** GIVEN REQUEST **
Look through the lines below and state how many hold the word "icon". Write only the number.

** RECORDS TO USE **
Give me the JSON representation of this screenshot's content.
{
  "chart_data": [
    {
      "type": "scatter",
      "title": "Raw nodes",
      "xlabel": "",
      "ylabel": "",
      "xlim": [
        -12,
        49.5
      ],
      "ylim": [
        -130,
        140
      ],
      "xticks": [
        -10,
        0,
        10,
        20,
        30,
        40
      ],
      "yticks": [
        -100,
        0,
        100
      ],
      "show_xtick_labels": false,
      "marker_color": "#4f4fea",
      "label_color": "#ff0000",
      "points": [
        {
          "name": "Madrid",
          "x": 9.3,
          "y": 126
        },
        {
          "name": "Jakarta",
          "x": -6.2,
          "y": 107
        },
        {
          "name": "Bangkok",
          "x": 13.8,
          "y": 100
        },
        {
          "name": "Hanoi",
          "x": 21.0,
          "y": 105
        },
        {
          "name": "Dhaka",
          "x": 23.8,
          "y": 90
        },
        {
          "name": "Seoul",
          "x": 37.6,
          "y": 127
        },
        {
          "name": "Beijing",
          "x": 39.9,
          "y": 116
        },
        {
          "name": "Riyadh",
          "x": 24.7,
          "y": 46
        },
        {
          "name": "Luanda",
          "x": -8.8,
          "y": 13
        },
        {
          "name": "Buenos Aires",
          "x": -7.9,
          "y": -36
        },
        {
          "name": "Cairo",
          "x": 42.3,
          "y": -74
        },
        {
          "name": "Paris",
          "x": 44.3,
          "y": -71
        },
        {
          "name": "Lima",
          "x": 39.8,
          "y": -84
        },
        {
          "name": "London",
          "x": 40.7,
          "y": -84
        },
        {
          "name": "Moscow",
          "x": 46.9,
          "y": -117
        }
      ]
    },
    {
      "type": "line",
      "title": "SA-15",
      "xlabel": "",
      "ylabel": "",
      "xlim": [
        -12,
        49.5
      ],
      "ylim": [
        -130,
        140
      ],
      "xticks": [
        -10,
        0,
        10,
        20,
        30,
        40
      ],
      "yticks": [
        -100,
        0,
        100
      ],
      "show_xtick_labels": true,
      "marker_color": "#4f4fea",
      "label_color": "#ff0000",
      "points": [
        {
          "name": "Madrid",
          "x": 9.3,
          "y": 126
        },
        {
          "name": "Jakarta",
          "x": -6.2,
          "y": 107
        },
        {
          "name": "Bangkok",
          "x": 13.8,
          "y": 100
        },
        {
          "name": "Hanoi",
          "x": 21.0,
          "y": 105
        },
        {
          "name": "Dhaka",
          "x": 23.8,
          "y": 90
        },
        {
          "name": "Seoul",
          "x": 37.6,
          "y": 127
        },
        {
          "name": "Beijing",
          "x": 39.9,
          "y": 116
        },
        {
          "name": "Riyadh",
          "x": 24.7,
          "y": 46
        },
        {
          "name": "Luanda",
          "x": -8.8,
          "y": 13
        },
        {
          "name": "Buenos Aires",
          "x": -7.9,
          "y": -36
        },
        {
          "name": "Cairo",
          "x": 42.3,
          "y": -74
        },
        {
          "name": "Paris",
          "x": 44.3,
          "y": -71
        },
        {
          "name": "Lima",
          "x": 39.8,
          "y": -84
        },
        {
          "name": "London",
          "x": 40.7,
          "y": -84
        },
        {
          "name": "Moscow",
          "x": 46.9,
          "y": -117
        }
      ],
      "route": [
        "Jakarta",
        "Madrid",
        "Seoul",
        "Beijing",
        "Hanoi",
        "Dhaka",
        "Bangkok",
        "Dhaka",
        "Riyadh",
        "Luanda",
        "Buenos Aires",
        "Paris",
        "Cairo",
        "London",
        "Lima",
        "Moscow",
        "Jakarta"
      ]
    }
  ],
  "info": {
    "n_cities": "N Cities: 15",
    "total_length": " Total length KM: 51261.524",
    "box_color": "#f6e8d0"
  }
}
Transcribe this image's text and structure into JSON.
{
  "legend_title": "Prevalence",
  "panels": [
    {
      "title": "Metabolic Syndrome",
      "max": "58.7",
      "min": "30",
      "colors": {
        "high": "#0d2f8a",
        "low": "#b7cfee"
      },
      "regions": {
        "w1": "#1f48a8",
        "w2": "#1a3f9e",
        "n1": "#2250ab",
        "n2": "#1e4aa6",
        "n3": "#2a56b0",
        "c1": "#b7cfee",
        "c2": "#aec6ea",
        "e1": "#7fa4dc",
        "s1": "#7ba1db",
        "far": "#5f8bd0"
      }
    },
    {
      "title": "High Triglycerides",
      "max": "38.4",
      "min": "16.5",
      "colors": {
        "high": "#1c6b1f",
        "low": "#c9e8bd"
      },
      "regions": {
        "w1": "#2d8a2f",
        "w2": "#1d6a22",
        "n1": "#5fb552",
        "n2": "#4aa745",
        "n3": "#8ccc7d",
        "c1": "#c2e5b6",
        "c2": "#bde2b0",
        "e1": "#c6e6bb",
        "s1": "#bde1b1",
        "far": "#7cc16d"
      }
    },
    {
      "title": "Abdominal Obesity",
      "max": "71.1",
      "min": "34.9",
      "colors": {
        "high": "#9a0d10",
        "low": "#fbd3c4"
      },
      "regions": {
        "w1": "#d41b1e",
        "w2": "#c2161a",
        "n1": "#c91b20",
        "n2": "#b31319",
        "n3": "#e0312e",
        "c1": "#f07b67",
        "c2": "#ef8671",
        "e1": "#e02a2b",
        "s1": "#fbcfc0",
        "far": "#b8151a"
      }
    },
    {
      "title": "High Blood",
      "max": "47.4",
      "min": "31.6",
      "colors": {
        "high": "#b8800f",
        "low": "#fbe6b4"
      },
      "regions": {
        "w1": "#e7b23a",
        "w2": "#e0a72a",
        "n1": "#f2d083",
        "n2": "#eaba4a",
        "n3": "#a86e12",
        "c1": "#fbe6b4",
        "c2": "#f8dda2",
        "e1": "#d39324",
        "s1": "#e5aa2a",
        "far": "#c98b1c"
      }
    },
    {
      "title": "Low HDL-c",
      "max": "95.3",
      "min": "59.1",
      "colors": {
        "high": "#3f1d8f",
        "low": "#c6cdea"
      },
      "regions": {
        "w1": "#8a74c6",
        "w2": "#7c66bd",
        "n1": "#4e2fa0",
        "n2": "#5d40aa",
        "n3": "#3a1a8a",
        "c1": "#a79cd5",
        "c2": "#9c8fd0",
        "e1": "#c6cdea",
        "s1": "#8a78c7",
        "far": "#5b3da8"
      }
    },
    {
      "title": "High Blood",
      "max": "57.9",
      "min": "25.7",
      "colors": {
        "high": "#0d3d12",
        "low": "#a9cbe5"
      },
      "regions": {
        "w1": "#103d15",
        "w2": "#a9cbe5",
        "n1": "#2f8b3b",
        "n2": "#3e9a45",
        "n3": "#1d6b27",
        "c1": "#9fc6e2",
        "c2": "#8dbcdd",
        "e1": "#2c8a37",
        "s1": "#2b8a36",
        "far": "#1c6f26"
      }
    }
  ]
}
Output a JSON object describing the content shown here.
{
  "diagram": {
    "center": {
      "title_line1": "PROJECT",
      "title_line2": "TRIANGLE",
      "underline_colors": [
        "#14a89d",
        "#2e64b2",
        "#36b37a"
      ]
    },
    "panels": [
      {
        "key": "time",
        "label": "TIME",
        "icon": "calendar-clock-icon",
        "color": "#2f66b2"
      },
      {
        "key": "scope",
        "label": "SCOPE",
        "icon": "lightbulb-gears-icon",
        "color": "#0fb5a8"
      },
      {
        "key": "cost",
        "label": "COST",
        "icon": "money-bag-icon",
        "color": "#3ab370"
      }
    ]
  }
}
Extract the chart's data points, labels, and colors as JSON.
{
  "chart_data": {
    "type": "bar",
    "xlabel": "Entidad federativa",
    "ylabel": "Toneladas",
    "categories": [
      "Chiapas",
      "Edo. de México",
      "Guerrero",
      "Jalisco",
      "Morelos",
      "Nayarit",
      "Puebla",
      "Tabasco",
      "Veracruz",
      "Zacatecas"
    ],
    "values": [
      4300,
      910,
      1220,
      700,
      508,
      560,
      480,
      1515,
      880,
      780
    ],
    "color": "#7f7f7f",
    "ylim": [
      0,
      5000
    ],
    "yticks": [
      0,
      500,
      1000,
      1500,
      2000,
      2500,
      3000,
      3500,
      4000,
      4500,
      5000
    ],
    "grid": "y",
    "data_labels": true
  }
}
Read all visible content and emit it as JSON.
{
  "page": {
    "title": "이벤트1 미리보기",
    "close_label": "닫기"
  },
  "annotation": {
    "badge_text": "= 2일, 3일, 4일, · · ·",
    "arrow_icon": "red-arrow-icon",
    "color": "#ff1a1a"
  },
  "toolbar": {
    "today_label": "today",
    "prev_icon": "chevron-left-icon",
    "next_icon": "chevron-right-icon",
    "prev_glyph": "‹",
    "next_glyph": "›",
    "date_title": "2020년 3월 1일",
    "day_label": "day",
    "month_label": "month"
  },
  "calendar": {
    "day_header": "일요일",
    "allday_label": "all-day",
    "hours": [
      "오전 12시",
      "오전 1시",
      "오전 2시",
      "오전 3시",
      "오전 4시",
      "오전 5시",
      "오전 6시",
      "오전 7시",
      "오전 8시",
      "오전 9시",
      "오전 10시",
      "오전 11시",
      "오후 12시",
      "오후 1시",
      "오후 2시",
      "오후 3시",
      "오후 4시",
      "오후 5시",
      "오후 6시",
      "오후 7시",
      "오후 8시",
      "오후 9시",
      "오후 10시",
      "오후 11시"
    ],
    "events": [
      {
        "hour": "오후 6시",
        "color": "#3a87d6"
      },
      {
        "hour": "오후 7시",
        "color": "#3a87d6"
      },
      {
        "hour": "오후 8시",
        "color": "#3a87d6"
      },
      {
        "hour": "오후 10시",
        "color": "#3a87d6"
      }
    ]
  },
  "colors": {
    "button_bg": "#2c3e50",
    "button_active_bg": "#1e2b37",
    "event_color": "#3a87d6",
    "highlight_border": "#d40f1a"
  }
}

** TASK SOLUTION **
6